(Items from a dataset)
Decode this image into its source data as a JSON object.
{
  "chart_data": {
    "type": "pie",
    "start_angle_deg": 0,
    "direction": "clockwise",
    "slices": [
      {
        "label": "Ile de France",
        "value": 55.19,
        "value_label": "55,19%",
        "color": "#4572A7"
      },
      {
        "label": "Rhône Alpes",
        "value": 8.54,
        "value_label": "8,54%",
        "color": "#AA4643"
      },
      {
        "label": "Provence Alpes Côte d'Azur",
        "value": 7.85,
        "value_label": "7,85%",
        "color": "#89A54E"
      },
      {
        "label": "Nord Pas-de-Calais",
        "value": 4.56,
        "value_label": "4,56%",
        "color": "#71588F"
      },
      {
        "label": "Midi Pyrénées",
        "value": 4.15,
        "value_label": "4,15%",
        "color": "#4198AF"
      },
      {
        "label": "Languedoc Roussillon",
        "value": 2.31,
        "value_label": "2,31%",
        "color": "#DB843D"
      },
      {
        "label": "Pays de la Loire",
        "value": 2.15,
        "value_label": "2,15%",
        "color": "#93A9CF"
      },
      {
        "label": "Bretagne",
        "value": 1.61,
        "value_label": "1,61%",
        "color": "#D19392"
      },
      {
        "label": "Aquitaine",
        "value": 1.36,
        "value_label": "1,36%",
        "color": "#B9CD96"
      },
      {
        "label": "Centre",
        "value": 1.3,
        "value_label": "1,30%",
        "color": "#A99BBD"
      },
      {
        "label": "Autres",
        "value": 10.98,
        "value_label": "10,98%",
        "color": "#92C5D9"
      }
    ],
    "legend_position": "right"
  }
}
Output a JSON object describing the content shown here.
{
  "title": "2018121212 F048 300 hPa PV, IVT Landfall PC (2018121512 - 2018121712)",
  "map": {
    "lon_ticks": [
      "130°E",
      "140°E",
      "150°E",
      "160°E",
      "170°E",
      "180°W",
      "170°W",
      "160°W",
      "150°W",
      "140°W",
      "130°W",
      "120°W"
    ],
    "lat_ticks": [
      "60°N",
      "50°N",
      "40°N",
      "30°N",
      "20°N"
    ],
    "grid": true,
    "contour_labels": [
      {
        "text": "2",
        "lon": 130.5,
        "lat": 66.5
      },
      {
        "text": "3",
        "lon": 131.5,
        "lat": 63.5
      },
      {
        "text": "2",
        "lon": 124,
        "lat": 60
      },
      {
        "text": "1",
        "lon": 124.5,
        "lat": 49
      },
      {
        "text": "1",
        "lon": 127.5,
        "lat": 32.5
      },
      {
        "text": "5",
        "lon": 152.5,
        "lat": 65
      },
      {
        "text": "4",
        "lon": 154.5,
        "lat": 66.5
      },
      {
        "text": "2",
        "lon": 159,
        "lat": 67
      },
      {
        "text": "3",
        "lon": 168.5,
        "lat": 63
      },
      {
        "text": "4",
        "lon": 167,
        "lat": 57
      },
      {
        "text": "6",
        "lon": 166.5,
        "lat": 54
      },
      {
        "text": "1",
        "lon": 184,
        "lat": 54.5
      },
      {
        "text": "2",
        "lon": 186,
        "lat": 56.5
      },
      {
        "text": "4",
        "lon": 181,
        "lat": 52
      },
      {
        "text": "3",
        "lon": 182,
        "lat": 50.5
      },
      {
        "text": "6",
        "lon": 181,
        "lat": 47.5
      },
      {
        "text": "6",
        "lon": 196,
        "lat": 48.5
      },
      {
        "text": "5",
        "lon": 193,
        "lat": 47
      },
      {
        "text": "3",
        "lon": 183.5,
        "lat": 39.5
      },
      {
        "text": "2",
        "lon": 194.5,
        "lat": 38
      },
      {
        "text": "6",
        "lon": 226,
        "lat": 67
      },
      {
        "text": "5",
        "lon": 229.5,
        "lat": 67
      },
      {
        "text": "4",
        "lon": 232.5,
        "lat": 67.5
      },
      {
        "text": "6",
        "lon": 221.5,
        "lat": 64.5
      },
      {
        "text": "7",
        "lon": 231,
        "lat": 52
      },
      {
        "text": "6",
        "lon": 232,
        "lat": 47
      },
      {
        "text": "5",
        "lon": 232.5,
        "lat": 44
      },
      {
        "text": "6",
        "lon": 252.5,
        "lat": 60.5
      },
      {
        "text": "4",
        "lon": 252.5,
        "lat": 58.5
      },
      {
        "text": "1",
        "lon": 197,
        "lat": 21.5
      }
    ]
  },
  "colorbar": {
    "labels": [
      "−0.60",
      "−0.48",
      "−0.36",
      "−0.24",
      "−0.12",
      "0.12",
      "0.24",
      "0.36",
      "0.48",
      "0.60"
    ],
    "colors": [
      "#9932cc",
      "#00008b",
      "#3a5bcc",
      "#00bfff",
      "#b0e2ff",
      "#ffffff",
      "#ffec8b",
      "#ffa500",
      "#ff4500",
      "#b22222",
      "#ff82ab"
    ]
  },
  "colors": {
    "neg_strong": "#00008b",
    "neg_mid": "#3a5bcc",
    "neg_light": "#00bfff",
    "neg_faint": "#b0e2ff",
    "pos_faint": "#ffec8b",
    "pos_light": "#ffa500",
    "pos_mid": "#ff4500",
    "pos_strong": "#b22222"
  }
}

## Written task
Extract each entry in full and write it down exactly.

## Reply to the exercise
Decode this image into its source data as a JSON object.
{
  "chart_data": {
    "type": "pie",
    "start_angle_deg": 0,
    "direction": "clockwise",
    "slices": [
      {
        "label": "Ile de France",
        "value": 55.19,
        "value_label": "55,19%",
        "color": "#4572A7"
      },
      {
        "label": "Rhône Alpes",
        "value": 8.54,
        "value_label": "8,54%",
        "color": "#AA4643"
      },
      {
        "label": "Provence Alpes Côte d'Azur",
        "value": 7.85,
        "value_label": "7,85%",
        "color": "#89A54E"
      },
      {
        "label": "Nord Pas-de-Calais",
        "value": 4.56,
        "value_label": "4,56%",
        "color": "#71588F"
      },
      {
        "label": "Midi Pyrénées",
        "value": 4.15,
        "value_label": "4,15%",
        "color": "#4198AF"
      },
      {
        "label": "Languedoc Roussillon",
        "value": 2.31,
        "value_label": "2,31%",
        "color": "#DB843D"
      },
      {
        "label": "Pays de la Loire",
        "value": 2.15,
        "value_label": "2,15%",
        "color": "#93A9CF"
      },
      {
        "label": "Bretagne",
        "value": 1.61,
        "value_label": "1,61%",
        "color": "#D19392"
      },
      {
        "label": "Aquitaine",
        "value": 1.36,
        "value_label": "1,36%",
        "color": "#B9CD96"
      },
      {
        "label": "Centre",
        "value": 1.3,
        "value_label": "1,30%",
        "color": "#A99BBD"
      },
      {
        "label": "Autres",
        "value": 10.98,
        "value_label": "10,98%",
        "color": "#92C5D9"
      }
    ],
    "legend_position": "right"
  }
}
Output a JSON object describing the content shown here.
{
  "title": "2018121212 F048 300 hPa PV, IVT Landfall PC (2018121512 - 2018121712)",
  "map": {
    "lon_ticks": [
      "130°E",
      "140°E",
      "150°E",
      "160°E",
      "170°E",
      "180°W",
      "170°W",
      "160°W",
      "150°W",
      "140°W",
      "130°W",
      "120°W"
    ],
    "lat_ticks": [
      "60°N",
      "50°N",
      "40°N",
      "30°N",
      "20°N"
    ],
    "grid": true,
    "contour_labels": [
      {
        "text": "2",
        "lon": 130.5,
        "lat": 66.5
      },
      {
        "text": "3",
        "lon": 131.5,
        "lat": 63.5
      },
      {
        "text": "2",
        "lon": 124,
        "lat": 60
      },
      {
        "text": "1",
        "lon": 124.5,
        "lat": 49
      },
      {
        "text": "1",
        "lon": 127.5,
        "lat": 32.5
      },
      {
        "text": "5",
        "lon": 152.5,
        "lat": 65
      },
      {
        "text": "4",
        "lon": 154.5,
        "lat": 66.5
      },
      {
        "text": "2",
        "lon": 159,
        "lat": 67
      },
      {
        "text": "3",
        "lon": 168.5,
        "lat": 63
      },
      {
        "text": "4",
        "lon": 167,
        "lat": 57
      },
      {
        "text": "6",
        "lon": 166.5,
        "lat": 54
      },
      {
        "text": "1",
        "lon": 184,
        "lat": 54.5
      },
      {
        "text": "2",
        "lon": 186,
        "lat": 56.5
      },
      {
        "text": "4",
        "lon": 181,
        "lat": 52
      },
      {
        "text": "3",
        "lon": 182,
        "lat": 50.5
      },
      {
        "text": "6",
        "lon": 181,
        "lat": 47.5
      },
      {
        "text": "6",
        "lon": 196,
        "lat": 48.5
      },
      {
        "text": "5",
        "lon": 193,
        "lat": 47
      },
      {
        "text": "3",
        "lon": 183.5,
        "lat": 39.5
      },
      {
        "text": "2",
        "lon": 194.5,
        "lat": 38
      },
      {
        "text": "6",
        "lon": 226,
        "lat": 67
      },
      {
        "text": "5",
        "lon": 229.5,
        "lat": 67
      },
      {
        "text": "4",
        "lon": 232.5,
        "lat": 67.5
      },
      {
        "text": "6",
        "lon": 221.5,
        "lat": 64.5
      },
      {
        "text": "7",
        "lon": 231,
        "lat": 52
      },
      {
        "text": "6",
        "lon": 232,
        "lat": 47
      },
      {
        "text": "5",
        "lon": 232.5,
        "lat": 44
      },
      {
        "text": "6",
        "lon": 252.5,
        "lat": 60.5
      },
      {
        "text": "4",
        "lon": 252.5,
        "lat": 58.5
      },
      {
        "text": "1",
        "lon": 197,
        "lat": 21.5
      }
    ]
  },
  "colorbar": {
    "labels": [
      "−0.60",
      "−0.48",
      "−0.36",
      "−0.24",
      "−0.12",
      "0.12",
      "0.24",
      "0.36",
      "0.48",
      "0.60"
    ],
    "colors": [
      "#9932cc",
      "#00008b",
      "#3a5bcc",
      "#00bfff",
      "#b0e2ff",
      "#ffffff",
      "#ffec8b",
      "#ffa500",
      "#ff4500",
      "#b22222",
      "#ff82ab"
    ]
  },
  "colors": {
    "neg_strong": "#00008b",
    "neg_mid": "#3a5bcc",
    "neg_light": "#00bfff",
    "neg_faint": "#b0e2ff",
    "pos_faint": "#ffec8b",
    "pos_light": "#ffa500",
    "pos_mid": "#ff4500",
    "pos_strong": "#b22222"
  }
}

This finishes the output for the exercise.